**Problem description**
Would you copy out the whole listing exactly as given?

(Stored data)
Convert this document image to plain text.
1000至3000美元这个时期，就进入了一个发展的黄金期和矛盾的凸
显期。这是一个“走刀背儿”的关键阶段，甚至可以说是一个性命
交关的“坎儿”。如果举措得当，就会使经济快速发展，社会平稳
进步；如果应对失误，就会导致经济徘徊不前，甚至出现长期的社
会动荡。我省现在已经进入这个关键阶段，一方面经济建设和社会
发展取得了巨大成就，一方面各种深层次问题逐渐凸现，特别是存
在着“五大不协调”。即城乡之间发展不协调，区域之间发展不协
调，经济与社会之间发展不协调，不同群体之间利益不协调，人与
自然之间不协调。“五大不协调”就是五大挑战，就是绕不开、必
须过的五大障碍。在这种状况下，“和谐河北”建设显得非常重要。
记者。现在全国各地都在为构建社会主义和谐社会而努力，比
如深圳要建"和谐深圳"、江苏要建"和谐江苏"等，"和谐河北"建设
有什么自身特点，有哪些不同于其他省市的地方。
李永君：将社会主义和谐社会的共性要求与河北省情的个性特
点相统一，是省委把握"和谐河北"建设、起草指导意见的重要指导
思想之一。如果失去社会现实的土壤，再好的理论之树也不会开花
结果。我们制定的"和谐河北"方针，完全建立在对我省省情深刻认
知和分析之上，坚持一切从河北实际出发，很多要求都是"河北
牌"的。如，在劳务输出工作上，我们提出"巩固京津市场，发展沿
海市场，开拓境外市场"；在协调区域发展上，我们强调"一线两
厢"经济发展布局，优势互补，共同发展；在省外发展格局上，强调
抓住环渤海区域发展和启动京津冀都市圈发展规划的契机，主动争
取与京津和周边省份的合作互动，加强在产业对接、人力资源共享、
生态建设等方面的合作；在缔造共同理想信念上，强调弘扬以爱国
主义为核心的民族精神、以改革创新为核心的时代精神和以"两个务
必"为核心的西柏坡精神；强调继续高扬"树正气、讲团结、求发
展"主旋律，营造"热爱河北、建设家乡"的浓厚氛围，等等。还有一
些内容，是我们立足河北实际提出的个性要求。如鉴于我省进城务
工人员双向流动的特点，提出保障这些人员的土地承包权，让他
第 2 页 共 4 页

**Task answer**
Convert this document image to plain text.
1000至3000美元这个时期，就进入了一个发展的黄金期和矛盾的凸
显期。这是一个“走刀背儿”的关键阶段，甚至可以说是一个性命
交关的“坎儿”。如果举措得当，就会使经济快速发展，社会平稳
进步；如果应对失误，就会导致经济徘徊不前，甚至出现长期的社
会动荡。我省现在已经进入这个关键阶段，一方面经济建设和社会
发展取得了巨大成就，一方面各种深层次问题逐渐凸现，特别是存
在着“五大不协调”。即城乡之间发展不协调，区域之间发展不协
调，经济与社会之间发展不协调，不同群体之间利益不协调，人与
自然之间不协调。“五大不协调”就是五大挑战，就是绕不开、必
须过的五大障碍。在这种状况下，“和谐河北”建设显得非常重要。
记者。现在全国各地都在为构建社会主义和谐社会而努力，比
如深圳要建"和谐深圳"、江苏要建"和谐江苏"等，"和谐河北"建设
有什么自身特点，有哪些不同于其他省市的地方。
李永君：将社会主义和谐社会的共性要求与河北省情的个性特
点相统一，是省委把握"和谐河北"建设、起草指导意见的重要指导
思想之一。如果失去社会现实的土壤，再好的理论之树也不会开花
结果。我们制定的"和谐河北"方针，完全建立在对我省省情深刻认
知和分析之上，坚持一切从河北实际出发，很多要求都是"河北
牌"的。如，在劳务输出工作上，我们提出"巩固京津市场，发展沿
海市场，开拓境外市场"；在协调区域发展上，我们强调"一线两
厢"经济发展布局，优势互补，共同发展；在省外发展格局上，强调
抓住环渤海区域发展和启动京津冀都市圈发展规划的契机，主动争
取与京津和周边省份的合作互动，加强在产业对接、人力资源共享、
生态建设等方面的合作；在缔造共同理想信念上，强调弘扬以爱国
主义为核心的民族精神、以改革创新为核心的时代精神和以"两个务
必"为核心的西柏坡精神；强调继续高扬"树正气、讲团结、求发
展"主旋律，营造"热爱河北、建设家乡"的浓厚氛围，等等。还有一
些内容，是我们立足河北实际提出的个性要求。如鉴于我省进城务
工人员双向流动的特点，提出保障这些人员的土地承包权，让他
第 2 页 共 4 页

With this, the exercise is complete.